Requirements:
Transcribe each line of the material below verbatim, altering nothing.

Data for the task:
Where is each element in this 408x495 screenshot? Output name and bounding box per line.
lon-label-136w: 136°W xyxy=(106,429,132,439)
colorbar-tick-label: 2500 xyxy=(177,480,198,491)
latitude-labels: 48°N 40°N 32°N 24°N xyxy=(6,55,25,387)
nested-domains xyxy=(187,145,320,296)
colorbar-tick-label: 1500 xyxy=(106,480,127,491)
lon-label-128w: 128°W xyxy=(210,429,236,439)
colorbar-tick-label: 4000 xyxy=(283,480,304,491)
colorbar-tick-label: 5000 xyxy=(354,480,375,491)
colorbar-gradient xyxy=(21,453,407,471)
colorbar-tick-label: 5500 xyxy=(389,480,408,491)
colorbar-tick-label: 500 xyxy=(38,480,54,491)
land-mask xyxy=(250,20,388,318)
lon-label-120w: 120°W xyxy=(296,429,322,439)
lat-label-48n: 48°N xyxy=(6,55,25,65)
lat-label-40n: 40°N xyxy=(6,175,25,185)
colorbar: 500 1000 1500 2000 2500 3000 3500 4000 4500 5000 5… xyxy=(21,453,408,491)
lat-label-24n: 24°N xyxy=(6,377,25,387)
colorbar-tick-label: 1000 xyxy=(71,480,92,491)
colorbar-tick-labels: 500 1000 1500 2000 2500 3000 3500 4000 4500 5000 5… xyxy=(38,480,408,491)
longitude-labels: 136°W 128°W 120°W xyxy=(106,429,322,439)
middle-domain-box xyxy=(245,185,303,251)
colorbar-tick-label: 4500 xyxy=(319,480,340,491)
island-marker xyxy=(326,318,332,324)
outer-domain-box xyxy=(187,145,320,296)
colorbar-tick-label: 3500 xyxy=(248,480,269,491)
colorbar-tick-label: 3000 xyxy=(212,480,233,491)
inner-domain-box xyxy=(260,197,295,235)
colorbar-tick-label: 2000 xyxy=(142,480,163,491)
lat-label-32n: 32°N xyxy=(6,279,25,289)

Solution to the exercise:
Where is each element in this 408x495 screenshot? Output name and bounding box per line.
lon-label-136w: 136°W xyxy=(106,429,132,439)
colorbar-tick-label: 2500 xyxy=(177,480,198,491)
latitude-labels: 48°N 40°N 32°N 24°N xyxy=(6,55,25,387)
nested-domains xyxy=(187,145,320,296)
colorbar-tick-label: 1500 xyxy=(106,480,127,491)
lon-label-128w: 128°W xyxy=(210,429,236,439)
colorbar-tick-label: 4000 xyxy=(283,480,304,491)
colorbar-tick-label: 5000 xyxy=(354,480,375,491)
colorbar-gradient xyxy=(21,453,407,471)
colorbar-tick-label: 5500 xyxy=(389,480,408,491)
colorbar-tick-label: 500 xyxy=(38,480,54,491)
land-mask xyxy=(250,20,388,318)
lon-label-120w: 120°W xyxy=(296,429,322,439)
lat-label-48n: 48°N xyxy=(6,55,25,65)
lat-label-40n: 40°N xyxy=(6,175,25,185)
colorbar: 500 1000 1500 2000 2500 3000 3500 4000 4500 5000 5… xyxy=(21,453,408,491)
lat-label-24n: 24°N xyxy=(6,377,25,387)
colorbar-tick-label: 1000 xyxy=(71,480,92,491)
colorbar-tick-labels: 500 1000 1500 2000 2500 3000 3500 4000 4500 5000 5… xyxy=(38,480,408,491)
longitude-labels: 136°W 128°W 120°W xyxy=(106,429,322,439)
middle-domain-box xyxy=(245,185,303,251)
colorbar-tick-label: 4500 xyxy=(319,480,340,491)
island-marker xyxy=(326,318,332,324)
outer-domain-box xyxy=(187,145,320,296)
colorbar-tick-label: 3500 xyxy=(248,480,269,491)
colorbar-tick-label: 3000 xyxy=(212,480,233,491)
inner-domain-box xyxy=(260,197,295,235)
colorbar-tick-label: 2000 xyxy=(142,480,163,491)
lat-label-32n: 32°N xyxy=(6,279,25,289)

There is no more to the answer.